*** Data lines

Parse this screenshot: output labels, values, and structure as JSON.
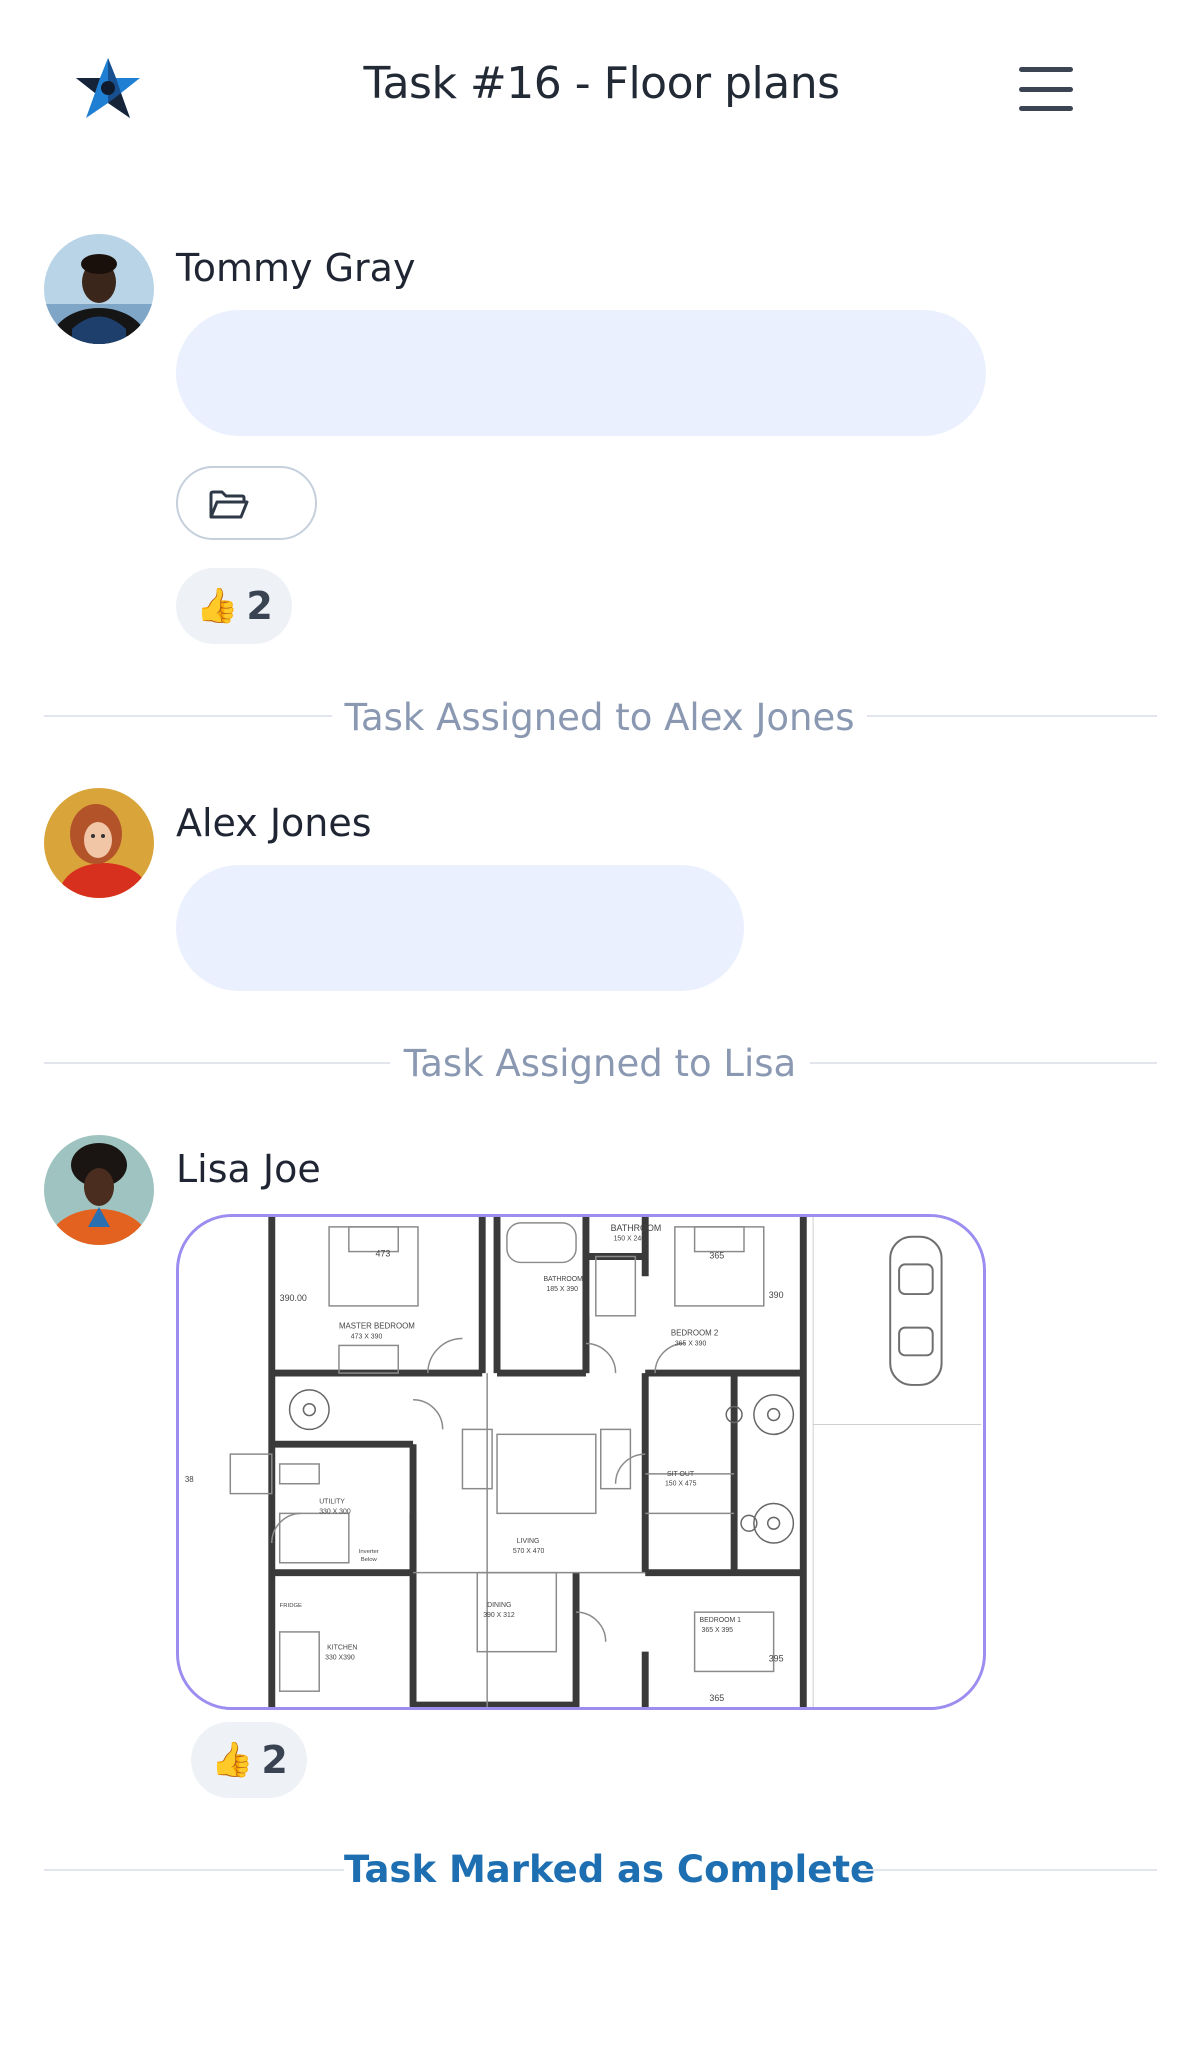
{
  "header": {
    "title": "Task #16 - Floor plans",
    "logo_icon": "star-logo-icon",
    "menu_icon": "hamburger-menu-icon"
  },
  "messages": [
    {
      "author": "Tommy Gray",
      "avatar": "avatar-tommy-gray",
      "attachment_icon": "folder-icon",
      "reaction": {
        "emoji": "👍",
        "count": "2"
      }
    },
    {
      "author": "Alex Jones",
      "avatar": "avatar-alex-jones"
    },
    {
      "author": "Lisa Joe",
      "avatar": "avatar-lisa-joe",
      "image": "floor-plan",
      "reaction": {
        "emoji": "👍",
        "count": "2"
      }
    }
  ],
  "events": {
    "assigned_alex": "Task Assigned to Alex Jones",
    "assigned_lisa": "Task Assigned to Lisa",
    "completed": "Task Marked as Complete"
  },
  "floor_plan": {
    "labels": {
      "bathroom_top": "BATHROOM",
      "bathroom_top_size": "150 X 240",
      "master_dim": "473",
      "master_side_dim": "390.00",
      "master": "MASTER BEDROOM",
      "master_size": "473 X 390",
      "bathroom": "BATHROOM",
      "bathroom_size": "185 X 390",
      "bed2_dim": "365",
      "bed2_side_dim": "390",
      "bed2": "BEDROOM 2",
      "bed2_size": "365 X 390",
      "utility": "UTILITY",
      "utility_size": "330 X 300",
      "inverter": "Inverter",
      "inverter2": "Below",
      "living": "LIVING",
      "living_size": "570 X 470",
      "sitout": "SIT OUT",
      "sitout_size": "150 X 475",
      "dining": "DINING",
      "dining_size": "390 X 312",
      "kitchen": "KITCHEN",
      "kitchen_size": "330 X390",
      "fridge": "FRIDGE",
      "bed1": "BEDROOM 1",
      "bed1_size": "365 X 395",
      "bed1_dim": "365",
      "bed1_side_dim": "395",
      "left_dim": "38"
    }
  },
  "colors": {
    "bubble": "#eaf0fd",
    "accent_complete": "#1d6fb2",
    "divider_text": "#8a98b2",
    "image_border": "#9b8ef0"
  }
}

******

• **Set problem**: The records above should be reproduced exactly, with no pictures included.

• **Result of this exercise**:
Parse this screenshot: output labels, values, and structure as JSON.
{
  "header": {
    "title": "Task #16 - Floor plans",
    "logo_icon": "star-logo-icon",
    "menu_icon": "hamburger-menu-icon"
  },
  "messages": [
    {
      "author": "Tommy Gray",
      "avatar": "avatar-tommy-gray",
      "attachment_icon": "folder-icon",
      "reaction": {
        "emoji": "👍",
        "count": "2"
      }
    },
    {
      "author": "Alex Jones",
      "avatar": "avatar-alex-jones"
    },
    {
      "author": "Lisa Joe",
      "avatar": "avatar-lisa-joe",
      "image": "floor-plan",
      "reaction": {
        "emoji": "👍",
        "count": "2"
      }
    }
  ],
  "events": {
    "assigned_alex": "Task Assigned to Alex Jones",
    "assigned_lisa": "Task Assigned to Lisa",
    "completed": "Task Marked as Complete"
  },
  "floor_plan": {
    "labels": {
      "bathroom_top": "BATHROOM",
      "bathroom_top_size": "150 X 240",
      "master_dim": "473",
      "master_side_dim": "390.00",
      "master": "MASTER BEDROOM",
      "master_size": "473 X 390",
      "bathroom": "BATHROOM",
      "bathroom_size": "185 X 390",
      "bed2_dim": "365",
      "bed2_side_dim": "390",
      "bed2": "BEDROOM 2",
      "bed2_size": "365 X 390",
      "utility": "UTILITY",
      "utility_size": "330 X 300",
      "inverter": "Inverter",
      "inverter2": "Below",
      "living": "LIVING",
      "living_size": "570 X 470",
      "sitout": "SIT OUT",
      "sitout_size": "150 X 475",
      "dining": "DINING",
      "dining_size": "390 X 312",
      "kitchen": "KITCHEN",
      "kitchen_size": "330 X390",
      "fridge": "FRIDGE",
      "bed1": "BEDROOM 1",
      "bed1_size": "365 X 395",
      "bed1_dim": "365",
      "bed1_side_dim": "395",
      "left_dim": "38"
    }
  },
  "colors": {
    "bubble": "#eaf0fd",
    "accent_complete": "#1d6fb2",
    "divider_text": "#8a98b2",
    "image_border": "#9b8ef0"
  }
}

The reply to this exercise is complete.